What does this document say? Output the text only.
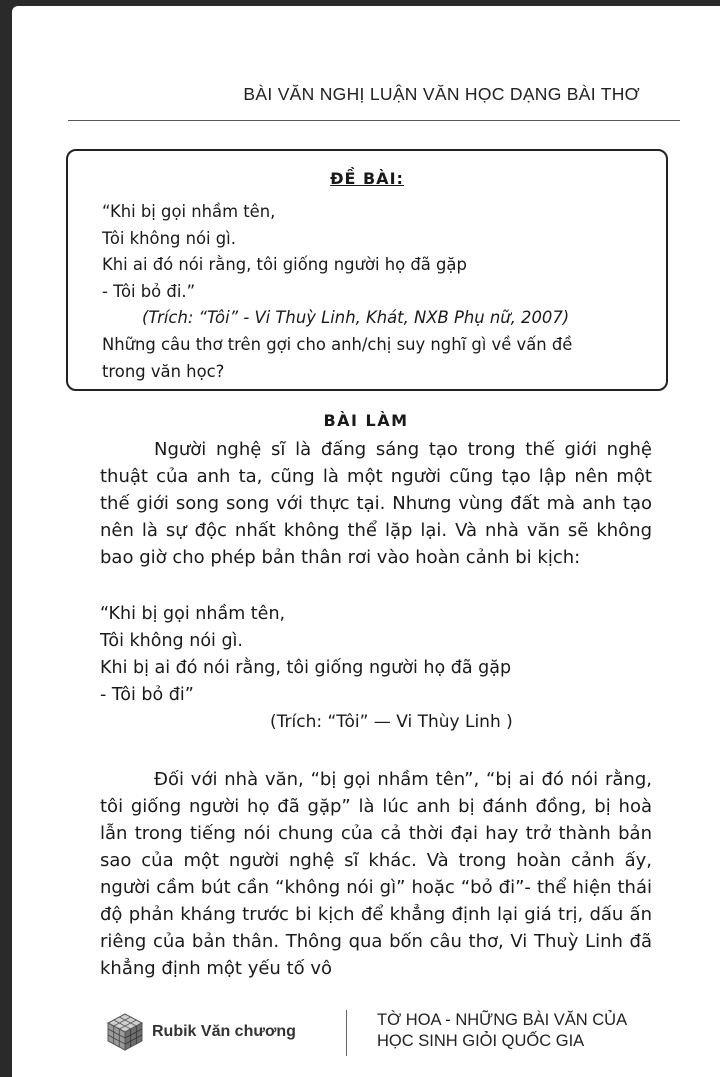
BÀI VĂN NGHỊ LUẬN VĂN HỌC DẠNG BÀI THƠ
ĐỀ BÀI:
“Khi bị gọi nhầm tên,
Tôi không nói gì.
Khi ai đó nói rằng, tôi giống người họ đã gặp
- Tôi bỏ đi.”
(Trích: “Tôi” - Vi Thuỳ Linh, Khát, NXB Phụ nữ, 2007)
Những câu thơ trên gợi cho anh/chị suy nghĩ gì về vấn đề
trong văn học?
BÀI LÀM
Người nghệ sĩ là đấng sáng tạo trong thế giới nghệ thuật của anh ta, cũng là một người cũng tạo lập nên một thế giới song song với thực tại. Nhưng vùng đất mà anh tạo nên là sự độc nhất không thể lặp lại. Và nhà văn sẽ không bao giờ cho phép bản thân rơi vào hoàn cảnh bi kịch:
“Khi bị gọi nhầm tên,
Tôi không nói gì.
Khi bị ai đó nói rằng, tôi giống người họ đã gặp
- Tôi bỏ đi”
(Trích: “Tôi” — Vi Thùy Linh )
Đối với nhà văn, “bị gọi nhầm tên”, “bị ai đó nói rằng, tôi giống người họ đã gặp” là lúc anh bị đánh đồng, bị hoà lẫn trong tiếng nói chung của cả thời đại hay trở thành bản sao của một người nghệ sĩ khác. Và trong hoàn cảnh ấy, người cầm bút cần “không nói gì” hoặc “bỏ đi”- thể hiện thái độ phản kháng trước bi kịch để khẳng định lại giá trị, dấu ấn riêng của bản thân. Thông qua bốn câu thơ, Vi Thuỳ Linh đã khẳng định một yếu tố vô
Rubik Văn chương
TỜ HOA - NHỮNG BÀI VĂN CỦA
HỌC SINH GIỎI QUỐC GIA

********

→ **EXERCISE DETAILS**
From the listing above, copy every line that holds the string "Trích".

→ **FULL OUTPUT**
(Trích: “Tôi” - Vi Thuỳ Linh, Khát, NXB Phụ nữ, 2007)
(Trích: “Tôi” — Vi Thùy Linh )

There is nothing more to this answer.